#### Work instructions
Take the line that contains "Decode this image" as the first and the last line of the material as the final one; set down exactly the lines in that span.

◆ ◆ ◆ ◆ ◆ ◆ ◆

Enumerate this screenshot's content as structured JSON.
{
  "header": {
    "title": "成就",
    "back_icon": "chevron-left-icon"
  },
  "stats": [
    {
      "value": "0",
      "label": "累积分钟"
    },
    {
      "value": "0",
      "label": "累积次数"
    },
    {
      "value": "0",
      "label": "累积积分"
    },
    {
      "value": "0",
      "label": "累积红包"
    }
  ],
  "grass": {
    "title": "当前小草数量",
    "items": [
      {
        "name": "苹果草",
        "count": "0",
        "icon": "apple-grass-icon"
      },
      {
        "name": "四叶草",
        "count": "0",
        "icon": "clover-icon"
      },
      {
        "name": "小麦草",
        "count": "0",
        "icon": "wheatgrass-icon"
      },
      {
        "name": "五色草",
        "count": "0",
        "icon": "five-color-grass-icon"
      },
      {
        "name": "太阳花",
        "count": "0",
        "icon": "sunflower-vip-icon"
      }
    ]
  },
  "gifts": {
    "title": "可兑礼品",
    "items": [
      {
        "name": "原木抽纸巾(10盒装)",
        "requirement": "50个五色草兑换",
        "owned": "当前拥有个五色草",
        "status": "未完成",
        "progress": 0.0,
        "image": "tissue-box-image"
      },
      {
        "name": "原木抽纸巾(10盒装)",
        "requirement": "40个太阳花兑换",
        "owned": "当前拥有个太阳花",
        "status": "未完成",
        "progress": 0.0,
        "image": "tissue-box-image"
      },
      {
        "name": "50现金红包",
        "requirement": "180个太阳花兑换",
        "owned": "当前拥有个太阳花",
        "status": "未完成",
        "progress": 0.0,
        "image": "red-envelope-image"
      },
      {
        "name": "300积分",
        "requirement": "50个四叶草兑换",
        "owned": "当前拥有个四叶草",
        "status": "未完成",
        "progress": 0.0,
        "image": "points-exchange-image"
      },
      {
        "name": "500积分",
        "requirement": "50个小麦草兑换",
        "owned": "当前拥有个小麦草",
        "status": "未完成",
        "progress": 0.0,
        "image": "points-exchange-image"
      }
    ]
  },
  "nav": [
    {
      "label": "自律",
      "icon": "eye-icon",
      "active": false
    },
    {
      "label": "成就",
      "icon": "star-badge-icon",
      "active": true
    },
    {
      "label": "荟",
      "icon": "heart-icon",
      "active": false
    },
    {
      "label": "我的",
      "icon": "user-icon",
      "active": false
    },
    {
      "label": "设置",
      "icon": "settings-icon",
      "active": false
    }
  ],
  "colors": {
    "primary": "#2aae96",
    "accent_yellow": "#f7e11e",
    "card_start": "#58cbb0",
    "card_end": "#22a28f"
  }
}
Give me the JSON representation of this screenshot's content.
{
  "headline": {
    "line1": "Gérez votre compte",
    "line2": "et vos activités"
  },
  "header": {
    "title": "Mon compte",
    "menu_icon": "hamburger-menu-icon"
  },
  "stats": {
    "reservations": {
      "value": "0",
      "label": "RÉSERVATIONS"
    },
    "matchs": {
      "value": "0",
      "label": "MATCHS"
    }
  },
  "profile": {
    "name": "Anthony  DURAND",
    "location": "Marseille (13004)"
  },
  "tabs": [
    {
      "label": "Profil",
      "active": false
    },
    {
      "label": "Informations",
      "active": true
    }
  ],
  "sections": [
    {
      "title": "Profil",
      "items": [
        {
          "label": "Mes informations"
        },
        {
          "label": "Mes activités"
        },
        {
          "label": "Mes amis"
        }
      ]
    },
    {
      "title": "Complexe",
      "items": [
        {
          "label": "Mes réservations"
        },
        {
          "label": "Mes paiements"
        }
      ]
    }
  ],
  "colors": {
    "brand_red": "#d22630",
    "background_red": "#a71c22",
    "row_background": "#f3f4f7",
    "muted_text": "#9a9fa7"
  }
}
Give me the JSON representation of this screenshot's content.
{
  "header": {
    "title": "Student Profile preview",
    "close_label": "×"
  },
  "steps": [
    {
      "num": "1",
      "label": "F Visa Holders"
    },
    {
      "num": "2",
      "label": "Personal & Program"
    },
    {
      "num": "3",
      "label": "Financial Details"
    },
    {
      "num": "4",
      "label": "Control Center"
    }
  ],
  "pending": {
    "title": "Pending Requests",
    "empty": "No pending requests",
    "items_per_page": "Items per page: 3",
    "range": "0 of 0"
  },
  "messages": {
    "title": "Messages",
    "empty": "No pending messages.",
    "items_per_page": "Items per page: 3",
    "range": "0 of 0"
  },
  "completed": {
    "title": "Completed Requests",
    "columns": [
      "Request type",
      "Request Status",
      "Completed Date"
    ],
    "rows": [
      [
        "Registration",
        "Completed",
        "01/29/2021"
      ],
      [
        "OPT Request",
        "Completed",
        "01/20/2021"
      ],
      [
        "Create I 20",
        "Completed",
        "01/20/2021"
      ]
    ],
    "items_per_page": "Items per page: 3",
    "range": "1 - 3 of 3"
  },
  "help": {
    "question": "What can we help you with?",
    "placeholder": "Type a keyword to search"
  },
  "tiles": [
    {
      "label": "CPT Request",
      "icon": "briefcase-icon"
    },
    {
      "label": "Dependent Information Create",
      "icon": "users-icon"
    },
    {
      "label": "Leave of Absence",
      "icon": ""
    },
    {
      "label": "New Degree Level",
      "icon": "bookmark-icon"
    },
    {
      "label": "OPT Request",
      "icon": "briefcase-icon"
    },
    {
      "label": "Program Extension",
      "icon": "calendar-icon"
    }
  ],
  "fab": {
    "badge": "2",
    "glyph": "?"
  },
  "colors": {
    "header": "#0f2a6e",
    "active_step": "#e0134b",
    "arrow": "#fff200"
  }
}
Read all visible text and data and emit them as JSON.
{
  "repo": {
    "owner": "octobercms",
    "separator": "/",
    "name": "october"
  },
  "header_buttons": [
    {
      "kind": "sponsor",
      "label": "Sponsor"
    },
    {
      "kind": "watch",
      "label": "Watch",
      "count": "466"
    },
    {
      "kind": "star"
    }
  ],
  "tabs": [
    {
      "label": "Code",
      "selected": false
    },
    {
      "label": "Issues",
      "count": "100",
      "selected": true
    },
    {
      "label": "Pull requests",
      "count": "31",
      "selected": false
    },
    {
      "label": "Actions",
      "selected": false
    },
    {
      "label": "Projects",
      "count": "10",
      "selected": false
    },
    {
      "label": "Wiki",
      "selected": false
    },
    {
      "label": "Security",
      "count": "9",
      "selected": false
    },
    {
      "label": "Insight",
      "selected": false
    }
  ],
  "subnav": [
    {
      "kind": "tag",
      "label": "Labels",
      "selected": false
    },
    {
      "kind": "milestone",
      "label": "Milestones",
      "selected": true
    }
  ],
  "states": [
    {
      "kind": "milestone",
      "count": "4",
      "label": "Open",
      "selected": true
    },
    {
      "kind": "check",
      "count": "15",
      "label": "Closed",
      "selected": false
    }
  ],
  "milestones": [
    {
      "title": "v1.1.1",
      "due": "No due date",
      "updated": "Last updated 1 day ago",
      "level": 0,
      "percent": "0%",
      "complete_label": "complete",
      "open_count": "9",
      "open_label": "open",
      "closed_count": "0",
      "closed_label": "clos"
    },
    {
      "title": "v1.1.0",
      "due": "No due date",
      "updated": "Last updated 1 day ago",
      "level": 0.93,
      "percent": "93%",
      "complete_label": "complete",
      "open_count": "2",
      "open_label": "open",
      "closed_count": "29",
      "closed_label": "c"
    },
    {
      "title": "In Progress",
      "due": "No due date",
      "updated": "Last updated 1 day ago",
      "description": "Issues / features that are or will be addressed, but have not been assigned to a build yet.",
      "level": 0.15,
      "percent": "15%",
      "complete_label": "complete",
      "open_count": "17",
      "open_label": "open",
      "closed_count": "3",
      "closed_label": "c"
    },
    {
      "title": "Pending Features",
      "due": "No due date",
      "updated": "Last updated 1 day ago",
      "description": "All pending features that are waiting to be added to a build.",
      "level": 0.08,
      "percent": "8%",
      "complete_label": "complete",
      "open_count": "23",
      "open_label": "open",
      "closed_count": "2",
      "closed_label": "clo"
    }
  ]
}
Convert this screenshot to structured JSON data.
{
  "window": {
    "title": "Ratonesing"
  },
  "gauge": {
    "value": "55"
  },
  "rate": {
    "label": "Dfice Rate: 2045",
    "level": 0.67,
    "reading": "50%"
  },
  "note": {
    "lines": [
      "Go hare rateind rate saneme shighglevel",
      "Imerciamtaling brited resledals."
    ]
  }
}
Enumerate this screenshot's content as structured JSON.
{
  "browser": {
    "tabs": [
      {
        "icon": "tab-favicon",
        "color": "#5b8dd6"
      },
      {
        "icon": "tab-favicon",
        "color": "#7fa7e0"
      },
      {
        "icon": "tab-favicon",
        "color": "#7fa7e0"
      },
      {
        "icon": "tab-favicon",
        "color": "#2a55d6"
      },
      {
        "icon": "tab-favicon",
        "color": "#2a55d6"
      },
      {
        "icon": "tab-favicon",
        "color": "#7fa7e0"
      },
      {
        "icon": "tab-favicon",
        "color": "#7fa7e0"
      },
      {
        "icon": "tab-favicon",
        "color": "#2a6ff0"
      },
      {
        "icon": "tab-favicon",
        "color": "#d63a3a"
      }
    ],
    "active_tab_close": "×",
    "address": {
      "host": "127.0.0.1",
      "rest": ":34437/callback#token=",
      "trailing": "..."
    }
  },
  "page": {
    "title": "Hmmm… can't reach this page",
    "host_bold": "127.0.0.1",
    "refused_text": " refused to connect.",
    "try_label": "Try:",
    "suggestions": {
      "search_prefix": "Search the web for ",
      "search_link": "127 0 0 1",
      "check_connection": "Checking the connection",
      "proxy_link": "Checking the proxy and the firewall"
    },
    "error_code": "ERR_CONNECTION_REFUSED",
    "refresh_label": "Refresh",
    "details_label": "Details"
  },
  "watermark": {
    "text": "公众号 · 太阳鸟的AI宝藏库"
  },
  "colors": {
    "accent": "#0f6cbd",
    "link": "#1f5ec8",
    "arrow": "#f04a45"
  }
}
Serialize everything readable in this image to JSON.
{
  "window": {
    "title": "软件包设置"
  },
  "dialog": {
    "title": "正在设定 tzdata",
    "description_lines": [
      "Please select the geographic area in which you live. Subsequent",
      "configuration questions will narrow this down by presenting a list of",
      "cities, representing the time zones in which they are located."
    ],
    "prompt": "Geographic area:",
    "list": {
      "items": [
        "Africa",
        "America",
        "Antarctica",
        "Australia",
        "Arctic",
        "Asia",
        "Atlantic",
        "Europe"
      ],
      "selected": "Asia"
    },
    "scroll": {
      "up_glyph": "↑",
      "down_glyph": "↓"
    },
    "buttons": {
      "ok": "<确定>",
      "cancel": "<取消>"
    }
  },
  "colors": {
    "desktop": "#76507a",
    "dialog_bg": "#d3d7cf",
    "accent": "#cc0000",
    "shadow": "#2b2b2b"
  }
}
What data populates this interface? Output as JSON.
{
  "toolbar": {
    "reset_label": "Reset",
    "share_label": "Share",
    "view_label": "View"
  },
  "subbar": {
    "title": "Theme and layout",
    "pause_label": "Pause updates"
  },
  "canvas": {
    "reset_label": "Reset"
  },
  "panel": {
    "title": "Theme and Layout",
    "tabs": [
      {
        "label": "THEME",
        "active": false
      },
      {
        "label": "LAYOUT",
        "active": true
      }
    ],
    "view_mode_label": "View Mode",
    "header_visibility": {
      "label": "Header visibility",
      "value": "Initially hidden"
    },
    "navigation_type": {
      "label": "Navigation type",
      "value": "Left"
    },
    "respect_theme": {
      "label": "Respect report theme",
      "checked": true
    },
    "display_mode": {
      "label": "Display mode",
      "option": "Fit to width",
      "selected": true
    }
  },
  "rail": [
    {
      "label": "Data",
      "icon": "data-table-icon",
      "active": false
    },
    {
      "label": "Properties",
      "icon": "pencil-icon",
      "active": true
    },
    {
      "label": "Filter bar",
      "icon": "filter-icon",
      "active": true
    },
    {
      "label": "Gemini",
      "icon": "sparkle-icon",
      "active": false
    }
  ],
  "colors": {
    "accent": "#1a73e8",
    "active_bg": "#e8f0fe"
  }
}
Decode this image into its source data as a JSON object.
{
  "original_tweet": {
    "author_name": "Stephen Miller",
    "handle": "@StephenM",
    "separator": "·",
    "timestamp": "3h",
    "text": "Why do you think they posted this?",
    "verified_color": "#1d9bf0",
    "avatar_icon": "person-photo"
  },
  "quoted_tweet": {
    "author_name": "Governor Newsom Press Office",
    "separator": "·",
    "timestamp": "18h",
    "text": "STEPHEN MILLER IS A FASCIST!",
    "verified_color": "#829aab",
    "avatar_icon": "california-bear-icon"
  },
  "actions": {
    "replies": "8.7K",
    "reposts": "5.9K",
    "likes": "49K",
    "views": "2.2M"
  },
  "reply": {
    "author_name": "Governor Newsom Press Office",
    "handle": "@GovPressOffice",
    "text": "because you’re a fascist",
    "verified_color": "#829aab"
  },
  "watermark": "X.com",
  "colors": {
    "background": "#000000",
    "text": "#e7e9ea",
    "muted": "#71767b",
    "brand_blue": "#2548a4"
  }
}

◆ ◆ ◆ ◆ ◆ ◆ ◆

#### Solution for this problem
Decode this image into its source data as a JSON object.
{
  "original_tweet": {
    "author_name": "Stephen Miller",
    "handle": "@StephenM",
    "separator": "·",
    "timestamp": "3h",
    "text": "Why do you think they posted this?",
    "verified_color": "#1d9bf0",
    "avatar_icon": "person-photo"
  },
  "quoted_tweet": {
    "author_name": "Governor Newsom Press Office",
    "separator": "·",
    "timestamp": "18h",
    "text": "STEPHEN MILLER IS A FASCIST!",
    "verified_color": "#829aab",
    "avatar_icon": "california-bear-icon"
  },
  "actions": {
    "replies": "8.7K",
    "reposts": "5.9K",
    "likes": "49K",
    "views": "2.2M"
  },
  "reply": {
    "author_name": "Governor Newsom Press Office",
    "handle": "@GovPressOffice",
    "text": "because you’re a fascist",
    "verified_color": "#829aab"
  },
  "watermark": "X.com",
  "colors": {
    "background": "#000000",
    "text": "#e7e9ea",
    "muted": "#71767b",
    "brand_blue": "#2548a4"
  }
}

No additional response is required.